(Structured figure records)
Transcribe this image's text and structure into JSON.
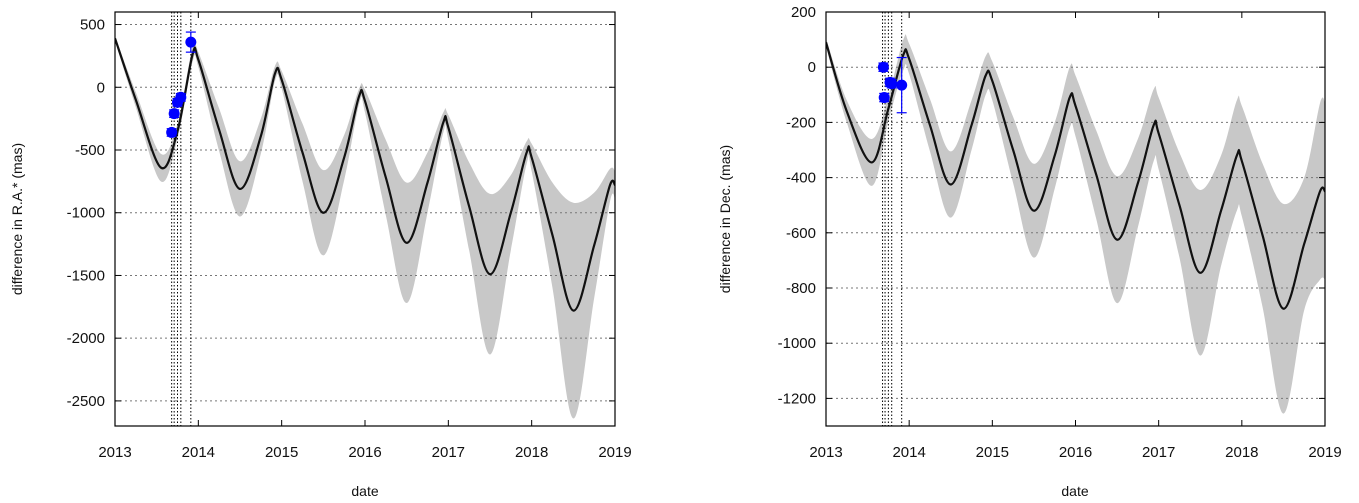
{
  "chart_data": [
    {
      "type": "line",
      "title": "",
      "xlabel": "date",
      "ylabel": "difference in R.A.* (mas)",
      "xlim": [
        2013,
        2019
      ],
      "ylim": [
        -2700,
        600
      ],
      "x_ticks": [
        "2013",
        "2014",
        "2015",
        "2016",
        "2017",
        "2018",
        "2019"
      ],
      "y_ticks": [
        "500",
        "0",
        "-500",
        "-1000",
        "-1500",
        "-2000",
        "-2500"
      ],
      "grid": "horizontal dotted",
      "vertical_markers": [
        2013.68,
        2013.71,
        2013.75,
        2013.79,
        2013.91
      ],
      "band_color": "#c8c8c8",
      "line_color": "#111111",
      "point_color": "#0000ff",
      "series": [
        {
          "x": [
            2013.0,
            2013.25,
            2013.55,
            2013.75,
            2013.93,
            2014.0,
            2014.25,
            2014.5,
            2014.75,
            2014.92,
            2015.0,
            2015.25,
            2015.5,
            2015.75,
            2015.93,
            2016.0,
            2016.25,
            2016.5,
            2016.75,
            2016.94,
            2017.0,
            2017.25,
            2017.5,
            2017.75,
            2017.94,
            2018.0,
            2018.25,
            2018.5,
            2018.75,
            2018.94,
            2019.0
          ],
          "y": [
            390,
            -100,
            -640,
            -350,
            260,
            220,
            -340,
            -810,
            -390,
            110,
            60,
            -520,
            -1000,
            -560,
            -70,
            -110,
            -720,
            -1240,
            -760,
            -280,
            -320,
            -950,
            -1490,
            -1000,
            -520,
            -560,
            -1180,
            -1780,
            -1260,
            -780,
            -780
          ],
          "band_half_width": [
            20,
            60,
            110,
            60,
            60,
            60,
            170,
            220,
            140,
            60,
            70,
            230,
            340,
            180,
            60,
            90,
            300,
            480,
            240,
            80,
            100,
            350,
            640,
            300,
            90,
            110,
            420,
            860,
            420,
            130,
            110
          ]
        }
      ],
      "points": [
        {
          "x": 2013.68,
          "y": -360,
          "err": 30
        },
        {
          "x": 2013.71,
          "y": -210,
          "err": 30
        },
        {
          "x": 2013.75,
          "y": -120,
          "err": 30
        },
        {
          "x": 2013.79,
          "y": -80,
          "err": 30
        },
        {
          "x": 2013.91,
          "y": 360,
          "err": 80
        }
      ]
    },
    {
      "type": "line",
      "title": "",
      "xlabel": "date",
      "ylabel": "difference in Dec. (mas)",
      "xlim": [
        2013,
        2019
      ],
      "ylim": [
        -1300,
        200
      ],
      "x_ticks": [
        "2013",
        "2014",
        "2015",
        "2016",
        "2017",
        "2018",
        "2019"
      ],
      "y_ticks": [
        "200",
        "0",
        "-200",
        "-400",
        "-600",
        "-800",
        "-1000",
        "-1200"
      ],
      "grid": "horizontal dotted",
      "vertical_markers": [
        2013.68,
        2013.71,
        2013.75,
        2013.79,
        2013.91
      ],
      "band_color": "#c8c8c8",
      "line_color": "#111111",
      "point_color": "#0000ff",
      "series": [
        {
          "x": [
            2013.0,
            2013.25,
            2013.55,
            2013.75,
            2013.93,
            2014.0,
            2014.25,
            2014.5,
            2014.75,
            2014.92,
            2015.0,
            2015.25,
            2015.5,
            2015.75,
            2015.93,
            2016.0,
            2016.25,
            2016.5,
            2016.75,
            2016.94,
            2017.0,
            2017.25,
            2017.5,
            2017.75,
            2017.94,
            2018.0,
            2018.25,
            2018.5,
            2018.75,
            2018.94,
            2019.0
          ],
          "y": [
            90,
            -160,
            -345,
            -150,
            45,
            30,
            -210,
            -425,
            -210,
            -30,
            -50,
            -300,
            -520,
            -320,
            -110,
            -140,
            -390,
            -625,
            -420,
            -210,
            -240,
            -500,
            -745,
            -520,
            -320,
            -340,
            -610,
            -875,
            -640,
            -450,
            -450
          ],
          "band_half_width": [
            15,
            40,
            85,
            45,
            55,
            55,
            95,
            120,
            90,
            70,
            70,
            120,
            170,
            120,
            110,
            110,
            160,
            230,
            160,
            130,
            130,
            190,
            300,
            200,
            200,
            200,
            260,
            380,
            240,
            320,
            320
          ]
        }
      ],
      "points": [
        {
          "x": 2013.69,
          "y": 0,
          "err": 15
        },
        {
          "x": 2013.7,
          "y": -110,
          "err": 15
        },
        {
          "x": 2013.77,
          "y": -55,
          "err": 15
        },
        {
          "x": 2013.79,
          "y": -60,
          "err": 15
        },
        {
          "x": 2013.91,
          "y": -65,
          "err": 100
        }
      ]
    }
  ]
}
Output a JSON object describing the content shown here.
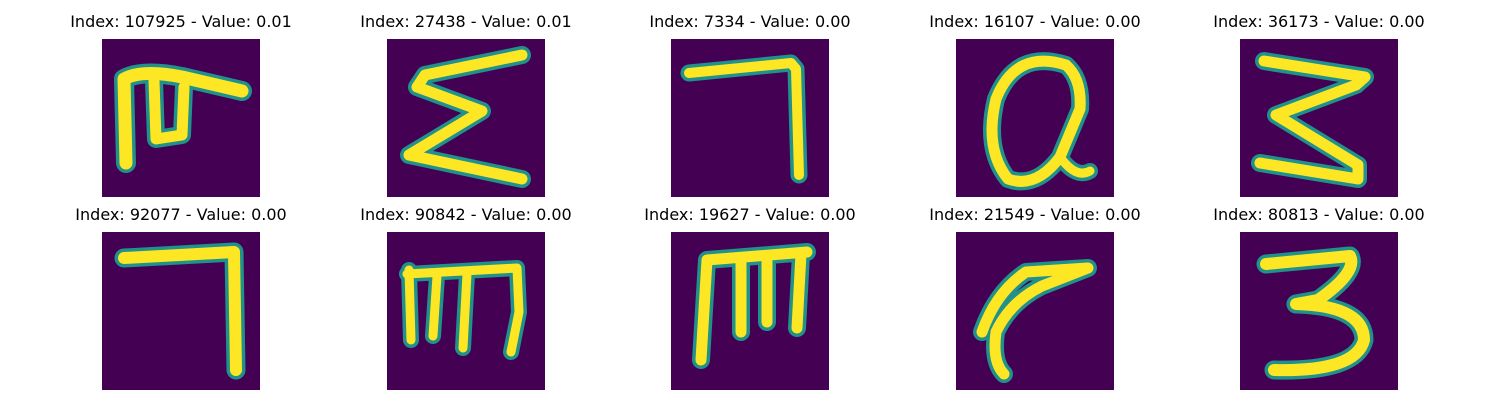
{
  "colors": {
    "background": "#440154",
    "stroke": "#fde725",
    "edge": "#21918c"
  },
  "panels": [
    {
      "title": "Index: 107925 - Value: 0.01",
      "glyph": "glyph-sigma-hook-icon"
    },
    {
      "title": "Index: 27438 - Value: 0.01",
      "glyph": "glyph-sigma-icon"
    },
    {
      "title": "Index: 7334 - Value: 0.00",
      "glyph": "glyph-seven-icon"
    },
    {
      "title": "Index: 16107 - Value: 0.00",
      "glyph": "glyph-q-loop-icon"
    },
    {
      "title": "Index: 36173 - Value: 0.00",
      "glyph": "glyph-reversed-s-icon"
    },
    {
      "title": "Index: 92077 - Value: 0.00",
      "glyph": "glyph-seven-icon"
    },
    {
      "title": "Index: 90842 - Value: 0.00",
      "glyph": "glyph-m-icon"
    },
    {
      "title": "Index: 19627 - Value: 0.00",
      "glyph": "glyph-m-icon"
    },
    {
      "title": "Index: 21549 - Value: 0.00",
      "glyph": "glyph-hook-icon"
    },
    {
      "title": "Index: 80813 - Value: 0.00",
      "glyph": "glyph-three-icon"
    }
  ]
}
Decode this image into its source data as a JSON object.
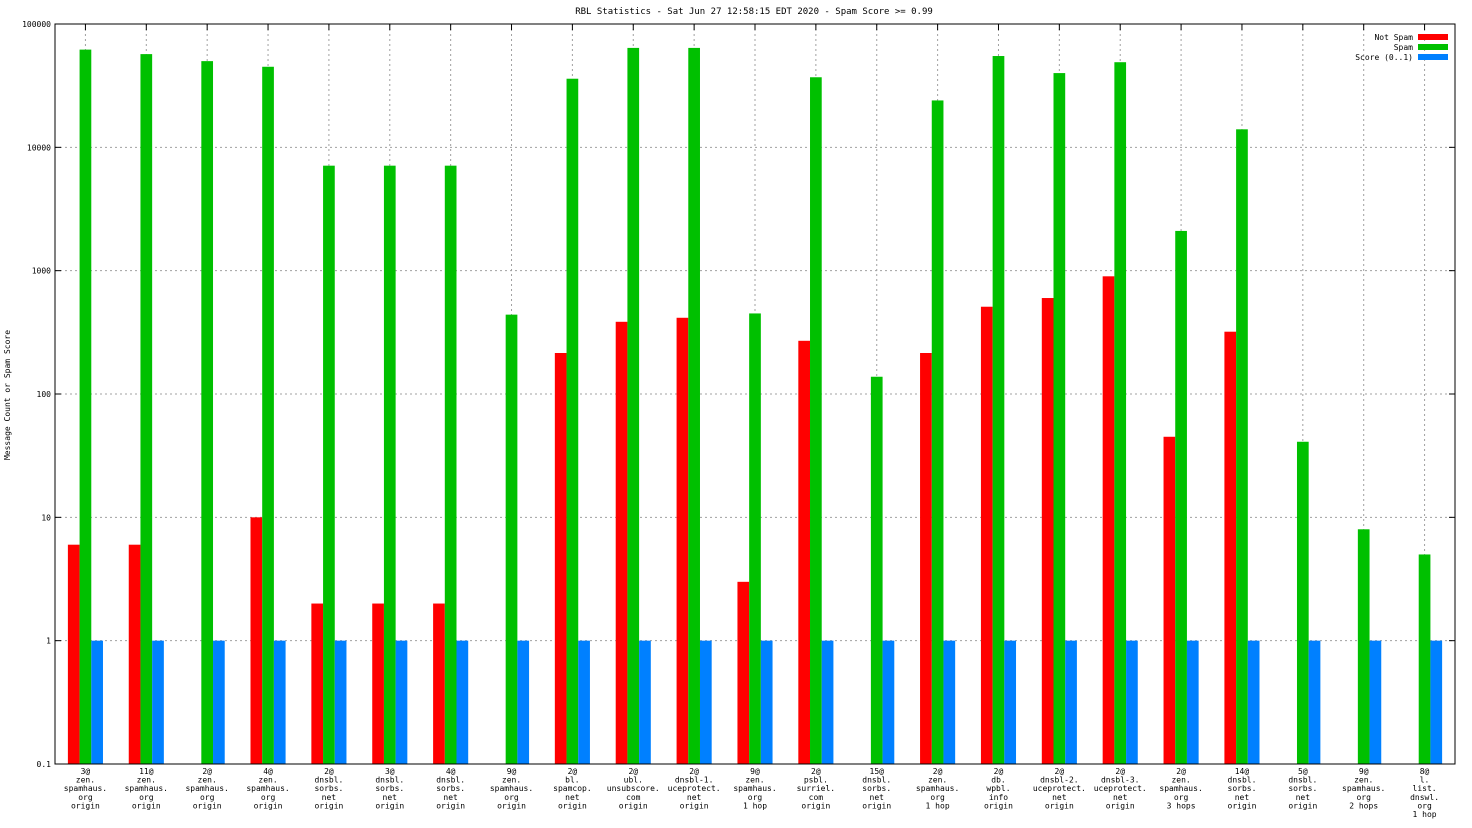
{
  "chart_data": {
    "type": "bar",
    "title": "RBL Statistics - Sat Jun 27 12:58:15 EDT 2020 - Spam Score >= 0.99",
    "ylabel": "Message Count or Spam Score",
    "xlabel": "",
    "yscale": "log",
    "ylim": [
      0.1,
      100000
    ],
    "yticks": [
      "0.1",
      "1",
      "10",
      "100",
      "1000",
      "10000",
      "100000"
    ],
    "grid": true,
    "legend_position": "top-right",
    "categories": [
      [
        "3@",
        "zen.",
        "spamhaus.",
        "org",
        "origin"
      ],
      [
        "11@",
        "zen.",
        "spamhaus.",
        "org",
        "origin"
      ],
      [
        "2@",
        "zen.",
        "spamhaus.",
        "org",
        "origin"
      ],
      [
        "4@",
        "zen.",
        "spamhaus.",
        "org",
        "origin"
      ],
      [
        "2@",
        "dnsbl.",
        "sorbs.",
        "net",
        "origin"
      ],
      [
        "3@",
        "dnsbl.",
        "sorbs.",
        "net",
        "origin"
      ],
      [
        "4@",
        "dnsbl.",
        "sorbs.",
        "net",
        "origin"
      ],
      [
        "9@",
        "zen.",
        "spamhaus.",
        "org",
        "origin"
      ],
      [
        "2@",
        "bl.",
        "spamcop.",
        "net",
        "origin"
      ],
      [
        "2@",
        "ubl.",
        "unsubscore.",
        "com",
        "origin"
      ],
      [
        "2@",
        "dnsbl-1.",
        "uceprotect.",
        "net",
        "origin"
      ],
      [
        "9@",
        "zen.",
        "spamhaus.",
        "org",
        "1 hop"
      ],
      [
        "2@",
        "psbl.",
        "surriel.",
        "com",
        "origin"
      ],
      [
        "15@",
        "dnsbl.",
        "sorbs.",
        "net",
        "origin"
      ],
      [
        "2@",
        "zen.",
        "spamhaus.",
        "org",
        "1 hop"
      ],
      [
        "2@",
        "db.",
        "wpbl.",
        "info",
        "origin"
      ],
      [
        "2@",
        "dnsbl-2.",
        "uceprotect.",
        "net",
        "origin"
      ],
      [
        "2@",
        "dnsbl-3.",
        "uceprotect.",
        "net",
        "origin"
      ],
      [
        "2@",
        "zen.",
        "spamhaus.",
        "org",
        "3 hops"
      ],
      [
        "14@",
        "dnsbl.",
        "sorbs.",
        "net",
        "origin"
      ],
      [
        "5@",
        "dnsbl.",
        "sorbs.",
        "net",
        "origin"
      ],
      [
        "9@",
        "zen.",
        "spamhaus.",
        "org",
        "2 hops"
      ],
      [
        "8@",
        "l.",
        "list.",
        "dnswl.",
        "org",
        "1 hop"
      ]
    ],
    "series": [
      {
        "name": "Not Spam",
        "color": "#ff0000",
        "values": [
          6,
          6,
          null,
          10,
          2,
          2,
          2,
          null,
          215,
          385,
          415,
          3,
          270,
          null,
          215,
          510,
          600,
          900,
          45,
          320,
          null,
          null,
          null
        ]
      },
      {
        "name": "Spam",
        "color": "#00c000",
        "values": [
          62000,
          57000,
          50000,
          45000,
          7100,
          7100,
          7100,
          440,
          36000,
          64000,
          64000,
          450,
          37000,
          138,
          24000,
          55000,
          40000,
          49000,
          2100,
          14000,
          41,
          8,
          5
        ]
      },
      {
        "name": "Score (0..1)",
        "color": "#0080ff",
        "values": [
          1,
          1,
          1,
          1,
          1,
          1,
          1,
          1,
          1,
          1,
          1,
          1,
          1,
          1,
          1,
          1,
          1,
          1,
          1,
          1,
          1,
          1,
          1
        ]
      }
    ]
  }
}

§ **PROBLEM**
Look above for lines with the word "this" and copy them all.

§ **EXERCISE RESPONSE**
Transcribe this image's text and structure into JSON.
Decode this image into its source data as a JSON object.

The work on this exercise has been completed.